----- READING PASSAGE

Music is my bestest friend now. While the neurodivergent element of me means my repertoire is limited to those songs I can find meaning in (I remember being astonished once when my lovely Kath, a musician, told me she didn’t really hear words in songs, and I had to resist dissecting how a person becomes deaf to the poetry of a song while fully failing to understand that to her the music must be language itself), and I probably drive everyone else nutty playing the same songs on repeat, I am frankly never happier than when I’m agreeing with the Arctic Monkey man, that we really should Snap Out of It as I run a duster over anything standing still, pop another bit of nonsense on Facebook marketplace and a salt and pepper almond (current culinary obsession) into my mouth.
Music, a man who is asking nothing at all of me so I haven’t got that immediate, overwhelming sense to shut him out but can let a friendship I have so far resisted, be what it will be (hopefully without hurting him as I have done too often in the past few months, for yes let’s add relationships to strimmers and recycling centres on the list of THINGS I WANT NOTHING TO DO WITH) and a messy house, not helped by the fact that my boy-child keeps such outrageous hours, (apparently living his days upside down), while eating me out of house and home at three o’clock in the morning so the poor cat is wandering about propping his eyes open with matchsticks and we are going through a ridiculous amount of air-fryed Heck sausages as this seems to be the nineteen year old midnight snack of choice.
Today then. An early morning trip into Southport for various lares and household penates. Returning with those tiny little face razors and a new bottle of Retinol and quite forgetting the green garden bin bags I set out to buy. And now, home again to a collection of bobbles and scrunchies the cat has gathered from Finn’s room and scattered all over the living room floor, and half an hour to be spent cleaning because there’s only so much domestic abandonment I can comfortably fling around without feeling like the police might be on their way to arrest me for crimes against the laundry basket. A brunch of dippy egg and asparagus and too many coffees to count. And later, when Finn takes Rebekah into Liverpool for a rainy day out, a long, indulgent afternoon bath, for during what I have elected something of a week off, I’m not sure there is anything quite as luxurious as doing something totally for me.

----------
----- SUPPLIED RECORDS

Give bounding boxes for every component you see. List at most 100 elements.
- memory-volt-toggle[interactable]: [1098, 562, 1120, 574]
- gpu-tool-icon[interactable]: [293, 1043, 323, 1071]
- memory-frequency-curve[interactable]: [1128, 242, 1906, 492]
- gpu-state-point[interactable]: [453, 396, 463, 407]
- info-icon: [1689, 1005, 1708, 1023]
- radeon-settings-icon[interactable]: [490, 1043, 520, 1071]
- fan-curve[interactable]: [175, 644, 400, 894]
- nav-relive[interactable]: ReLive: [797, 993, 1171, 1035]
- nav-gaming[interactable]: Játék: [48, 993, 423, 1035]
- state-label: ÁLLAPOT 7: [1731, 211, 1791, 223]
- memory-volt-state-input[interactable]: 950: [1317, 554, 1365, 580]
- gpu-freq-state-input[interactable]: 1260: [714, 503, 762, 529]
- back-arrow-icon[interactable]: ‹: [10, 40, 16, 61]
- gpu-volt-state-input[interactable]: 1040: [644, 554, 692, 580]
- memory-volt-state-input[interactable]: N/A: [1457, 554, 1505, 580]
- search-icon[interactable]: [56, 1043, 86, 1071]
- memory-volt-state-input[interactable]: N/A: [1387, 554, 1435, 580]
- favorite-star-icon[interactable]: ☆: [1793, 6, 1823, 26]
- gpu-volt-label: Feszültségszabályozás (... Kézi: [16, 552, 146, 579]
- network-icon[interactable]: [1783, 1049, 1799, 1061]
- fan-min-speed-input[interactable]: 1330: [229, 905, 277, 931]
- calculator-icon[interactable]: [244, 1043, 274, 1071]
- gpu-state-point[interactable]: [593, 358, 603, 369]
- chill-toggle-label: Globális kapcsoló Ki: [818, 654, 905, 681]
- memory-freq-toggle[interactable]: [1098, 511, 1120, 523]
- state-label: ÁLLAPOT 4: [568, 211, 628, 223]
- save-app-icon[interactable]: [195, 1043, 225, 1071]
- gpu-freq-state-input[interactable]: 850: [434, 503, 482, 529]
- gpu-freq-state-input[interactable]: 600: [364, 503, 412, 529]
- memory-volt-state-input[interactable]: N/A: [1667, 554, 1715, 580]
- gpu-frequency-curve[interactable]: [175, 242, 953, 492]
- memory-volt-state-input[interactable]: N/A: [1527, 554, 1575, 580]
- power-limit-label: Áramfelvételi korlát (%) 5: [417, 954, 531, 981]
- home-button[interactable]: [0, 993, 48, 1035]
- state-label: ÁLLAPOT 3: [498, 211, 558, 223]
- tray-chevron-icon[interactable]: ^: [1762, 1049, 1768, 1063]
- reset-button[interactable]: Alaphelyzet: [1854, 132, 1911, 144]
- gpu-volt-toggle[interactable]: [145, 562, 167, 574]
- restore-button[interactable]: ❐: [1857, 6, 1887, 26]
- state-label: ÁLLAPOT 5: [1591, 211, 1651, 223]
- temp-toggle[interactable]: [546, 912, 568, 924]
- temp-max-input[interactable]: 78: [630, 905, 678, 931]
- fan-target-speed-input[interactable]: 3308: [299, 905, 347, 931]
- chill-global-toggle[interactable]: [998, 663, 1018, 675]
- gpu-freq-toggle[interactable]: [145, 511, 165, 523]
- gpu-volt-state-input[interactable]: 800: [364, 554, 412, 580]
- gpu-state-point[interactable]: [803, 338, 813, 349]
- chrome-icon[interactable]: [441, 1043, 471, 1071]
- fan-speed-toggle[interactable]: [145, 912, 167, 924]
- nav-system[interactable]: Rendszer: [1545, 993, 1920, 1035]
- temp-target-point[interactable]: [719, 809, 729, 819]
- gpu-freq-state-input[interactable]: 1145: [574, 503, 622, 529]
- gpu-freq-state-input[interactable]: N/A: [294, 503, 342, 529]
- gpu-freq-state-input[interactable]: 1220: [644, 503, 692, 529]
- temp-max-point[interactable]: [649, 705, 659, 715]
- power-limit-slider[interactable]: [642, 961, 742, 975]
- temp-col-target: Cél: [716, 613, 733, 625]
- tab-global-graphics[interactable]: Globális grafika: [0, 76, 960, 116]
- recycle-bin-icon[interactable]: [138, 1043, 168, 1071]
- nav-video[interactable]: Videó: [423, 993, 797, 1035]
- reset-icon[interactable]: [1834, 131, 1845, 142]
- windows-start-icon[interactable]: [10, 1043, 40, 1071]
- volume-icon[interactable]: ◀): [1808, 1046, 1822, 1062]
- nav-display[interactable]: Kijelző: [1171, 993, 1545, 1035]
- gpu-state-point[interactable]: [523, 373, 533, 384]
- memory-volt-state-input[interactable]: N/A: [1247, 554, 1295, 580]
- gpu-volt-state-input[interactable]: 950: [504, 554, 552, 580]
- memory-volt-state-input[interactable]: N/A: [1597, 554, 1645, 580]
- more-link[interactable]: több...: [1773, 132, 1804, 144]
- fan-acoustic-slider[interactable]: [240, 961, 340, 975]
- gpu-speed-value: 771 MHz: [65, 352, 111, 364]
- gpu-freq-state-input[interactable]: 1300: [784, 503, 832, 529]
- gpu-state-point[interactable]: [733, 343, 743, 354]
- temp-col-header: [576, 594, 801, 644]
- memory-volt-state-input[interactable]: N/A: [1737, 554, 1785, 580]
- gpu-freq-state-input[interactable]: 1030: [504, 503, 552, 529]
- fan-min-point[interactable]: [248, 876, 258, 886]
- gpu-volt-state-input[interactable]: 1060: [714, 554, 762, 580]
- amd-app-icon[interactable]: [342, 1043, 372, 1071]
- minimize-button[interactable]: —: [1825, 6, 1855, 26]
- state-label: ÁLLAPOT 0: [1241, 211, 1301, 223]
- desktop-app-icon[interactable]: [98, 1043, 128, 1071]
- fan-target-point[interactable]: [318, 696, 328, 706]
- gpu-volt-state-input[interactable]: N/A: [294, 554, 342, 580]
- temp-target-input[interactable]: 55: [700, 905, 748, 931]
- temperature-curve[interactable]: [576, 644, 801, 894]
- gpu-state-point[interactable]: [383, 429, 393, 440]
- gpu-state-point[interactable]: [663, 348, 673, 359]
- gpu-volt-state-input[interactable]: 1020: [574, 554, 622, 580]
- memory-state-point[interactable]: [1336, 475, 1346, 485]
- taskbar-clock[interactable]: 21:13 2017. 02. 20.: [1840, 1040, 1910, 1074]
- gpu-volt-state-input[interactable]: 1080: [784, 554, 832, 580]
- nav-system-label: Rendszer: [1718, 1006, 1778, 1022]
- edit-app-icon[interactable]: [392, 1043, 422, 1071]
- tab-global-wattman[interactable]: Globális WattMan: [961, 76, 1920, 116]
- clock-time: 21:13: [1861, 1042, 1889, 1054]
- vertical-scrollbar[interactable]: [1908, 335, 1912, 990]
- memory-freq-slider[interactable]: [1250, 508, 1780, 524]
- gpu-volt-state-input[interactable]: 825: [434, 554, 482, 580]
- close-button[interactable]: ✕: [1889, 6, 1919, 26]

----------

**EXERCISE GOAL**: Could you summarize the passage about music and home life in three sentences?

**SOLUTION**: The writer calls music a best friend now, though a neurodivergent side limits the repertoire to songs the writer finds meaning in, often played on repeat. Alongside music there is a man who asks nothing of the writer, and a messy house not helped by a nineteen-year-old son who keeps upside-down hours and eats air-fried Heck sausages at three in the morning. The day includes an early trip into Southport, half an hour of cleaning, a brunch of dippy egg and asparagus, and a long afternoon bath during what the writer has chosen as something of a week off.